* _STATED PROBLEM_: Copy out the listing exactly.

* _LISTED ENTRIES_:
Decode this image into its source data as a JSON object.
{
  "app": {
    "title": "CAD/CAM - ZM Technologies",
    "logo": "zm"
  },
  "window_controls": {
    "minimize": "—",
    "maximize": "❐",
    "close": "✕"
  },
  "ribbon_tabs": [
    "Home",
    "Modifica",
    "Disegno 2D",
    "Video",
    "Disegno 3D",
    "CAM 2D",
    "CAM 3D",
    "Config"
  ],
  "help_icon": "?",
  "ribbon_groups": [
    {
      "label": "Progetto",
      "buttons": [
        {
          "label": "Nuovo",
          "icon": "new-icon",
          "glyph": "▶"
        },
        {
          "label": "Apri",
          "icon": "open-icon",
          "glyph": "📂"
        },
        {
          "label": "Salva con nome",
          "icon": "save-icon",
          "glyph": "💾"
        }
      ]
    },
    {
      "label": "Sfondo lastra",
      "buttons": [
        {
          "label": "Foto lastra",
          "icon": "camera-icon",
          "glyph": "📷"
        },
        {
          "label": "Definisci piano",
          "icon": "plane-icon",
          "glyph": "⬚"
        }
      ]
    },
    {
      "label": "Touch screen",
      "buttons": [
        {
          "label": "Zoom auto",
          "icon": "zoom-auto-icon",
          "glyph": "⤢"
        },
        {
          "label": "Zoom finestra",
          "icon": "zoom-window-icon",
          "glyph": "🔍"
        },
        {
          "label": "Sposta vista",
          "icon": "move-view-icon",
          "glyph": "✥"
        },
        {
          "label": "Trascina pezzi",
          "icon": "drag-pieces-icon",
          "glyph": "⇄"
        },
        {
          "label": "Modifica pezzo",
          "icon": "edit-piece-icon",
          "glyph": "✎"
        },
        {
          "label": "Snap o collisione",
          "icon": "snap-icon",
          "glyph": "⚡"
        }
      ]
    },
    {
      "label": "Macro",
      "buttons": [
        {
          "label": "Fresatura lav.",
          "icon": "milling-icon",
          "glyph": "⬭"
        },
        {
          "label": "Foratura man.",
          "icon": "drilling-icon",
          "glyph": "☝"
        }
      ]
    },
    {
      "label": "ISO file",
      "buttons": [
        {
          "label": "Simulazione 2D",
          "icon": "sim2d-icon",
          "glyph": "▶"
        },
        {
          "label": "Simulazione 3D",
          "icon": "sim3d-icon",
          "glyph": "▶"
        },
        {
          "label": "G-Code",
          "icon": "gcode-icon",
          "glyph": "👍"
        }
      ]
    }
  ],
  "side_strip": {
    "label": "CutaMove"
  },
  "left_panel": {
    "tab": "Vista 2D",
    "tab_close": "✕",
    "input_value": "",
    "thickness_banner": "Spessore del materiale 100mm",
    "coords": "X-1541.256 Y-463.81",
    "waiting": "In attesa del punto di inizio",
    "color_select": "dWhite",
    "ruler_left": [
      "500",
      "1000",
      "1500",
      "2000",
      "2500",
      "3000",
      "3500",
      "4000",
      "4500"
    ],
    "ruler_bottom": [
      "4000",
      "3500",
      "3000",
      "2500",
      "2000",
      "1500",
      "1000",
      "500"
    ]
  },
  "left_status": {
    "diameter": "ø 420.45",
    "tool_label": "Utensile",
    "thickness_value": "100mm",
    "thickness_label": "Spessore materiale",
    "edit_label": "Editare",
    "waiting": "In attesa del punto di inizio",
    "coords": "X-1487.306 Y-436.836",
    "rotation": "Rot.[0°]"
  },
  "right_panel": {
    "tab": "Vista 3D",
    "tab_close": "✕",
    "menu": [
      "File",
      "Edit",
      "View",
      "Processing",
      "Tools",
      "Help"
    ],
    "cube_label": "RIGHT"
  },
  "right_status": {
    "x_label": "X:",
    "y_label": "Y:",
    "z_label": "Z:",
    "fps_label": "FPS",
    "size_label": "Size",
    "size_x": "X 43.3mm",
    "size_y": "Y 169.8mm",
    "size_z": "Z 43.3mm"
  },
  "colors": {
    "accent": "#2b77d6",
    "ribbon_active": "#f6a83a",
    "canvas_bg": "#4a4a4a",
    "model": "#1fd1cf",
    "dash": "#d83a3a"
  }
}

* _RESULT FOR THIS TASK_:
Decode this image into its source data as a JSON object.
{
  "app": {
    "title": "CAD/CAM - ZM Technologies",
    "logo": "zm"
  },
  "window_controls": {
    "minimize": "—",
    "maximize": "❐",
    "close": "✕"
  },
  "ribbon_tabs": [
    "Home",
    "Modifica",
    "Disegno 2D",
    "Video",
    "Disegno 3D",
    "CAM 2D",
    "CAM 3D",
    "Config"
  ],
  "help_icon": "?",
  "ribbon_groups": [
    {
      "label": "Progetto",
      "buttons": [
        {
          "label": "Nuovo",
          "icon": "new-icon",
          "glyph": "▶"
        },
        {
          "label": "Apri",
          "icon": "open-icon",
          "glyph": "📂"
        },
        {
          "label": "Salva con nome",
          "icon": "save-icon",
          "glyph": "💾"
        }
      ]
    },
    {
      "label": "Sfondo lastra",
      "buttons": [
        {
          "label": "Foto lastra",
          "icon": "camera-icon",
          "glyph": "📷"
        },
        {
          "label": "Definisci piano",
          "icon": "plane-icon",
          "glyph": "⬚"
        }
      ]
    },
    {
      "label": "Touch screen",
      "buttons": [
        {
          "label": "Zoom auto",
          "icon": "zoom-auto-icon",
          "glyph": "⤢"
        },
        {
          "label": "Zoom finestra",
          "icon": "zoom-window-icon",
          "glyph": "🔍"
        },
        {
          "label": "Sposta vista",
          "icon": "move-view-icon",
          "glyph": "✥"
        },
        {
          "label": "Trascina pezzi",
          "icon": "drag-pieces-icon",
          "glyph": "⇄"
        },
        {
          "label": "Modifica pezzo",
          "icon": "edit-piece-icon",
          "glyph": "✎"
        },
        {
          "label": "Snap o collisione",
          "icon": "snap-icon",
          "glyph": "⚡"
        }
      ]
    },
    {
      "label": "Macro",
      "buttons": [
        {
          "label": "Fresatura lav.",
          "icon": "milling-icon",
          "glyph": "⬭"
        },
        {
          "label": "Foratura man.",
          "icon": "drilling-icon",
          "glyph": "☝"
        }
      ]
    },
    {
      "label": "ISO file",
      "buttons": [
        {
          "label": "Simulazione 2D",
          "icon": "sim2d-icon",
          "glyph": "▶"
        },
        {
          "label": "Simulazione 3D",
          "icon": "sim3d-icon",
          "glyph": "▶"
        },
        {
          "label": "G-Code",
          "icon": "gcode-icon",
          "glyph": "👍"
        }
      ]
    }
  ],
  "side_strip": {
    "label": "CutaMove"
  },
  "left_panel": {
    "tab": "Vista 2D",
    "tab_close": "✕",
    "input_value": "",
    "thickness_banner": "Spessore del materiale 100mm",
    "coords": "X-1541.256 Y-463.81",
    "waiting": "In attesa del punto di inizio",
    "color_select": "dWhite",
    "ruler_left": [
      "500",
      "1000",
      "1500",
      "2000",
      "2500",
      "3000",
      "3500",
      "4000",
      "4500"
    ],
    "ruler_bottom": [
      "4000",
      "3500",
      "3000",
      "2500",
      "2000",
      "1500",
      "1000",
      "500"
    ]
  },
  "left_status": {
    "diameter": "ø 420.45",
    "tool_label": "Utensile",
    "thickness_value": "100mm",
    "thickness_label": "Spessore materiale",
    "edit_label": "Editare",
    "waiting": "In attesa del punto di inizio",
    "coords": "X-1487.306 Y-436.836",
    "rotation": "Rot.[0°]"
  },
  "right_panel": {
    "tab": "Vista 3D",
    "tab_close": "✕",
    "menu": [
      "File",
      "Edit",
      "View",
      "Processing",
      "Tools",
      "Help"
    ],
    "cube_label": "RIGHT"
  },
  "right_status": {
    "x_label": "X:",
    "y_label": "Y:",
    "z_label": "Z:",
    "fps_label": "FPS",
    "size_label": "Size",
    "size_x": "X 43.3mm",
    "size_y": "Y 169.8mm",
    "size_z": "Z 43.3mm"
  },
  "colors": {
    "accent": "#2b77d6",
    "ribbon_active": "#f6a83a",
    "canvas_bg": "#4a4a4a",
    "model": "#1fd1cf",
    "dash": "#d83a3a"
  }
}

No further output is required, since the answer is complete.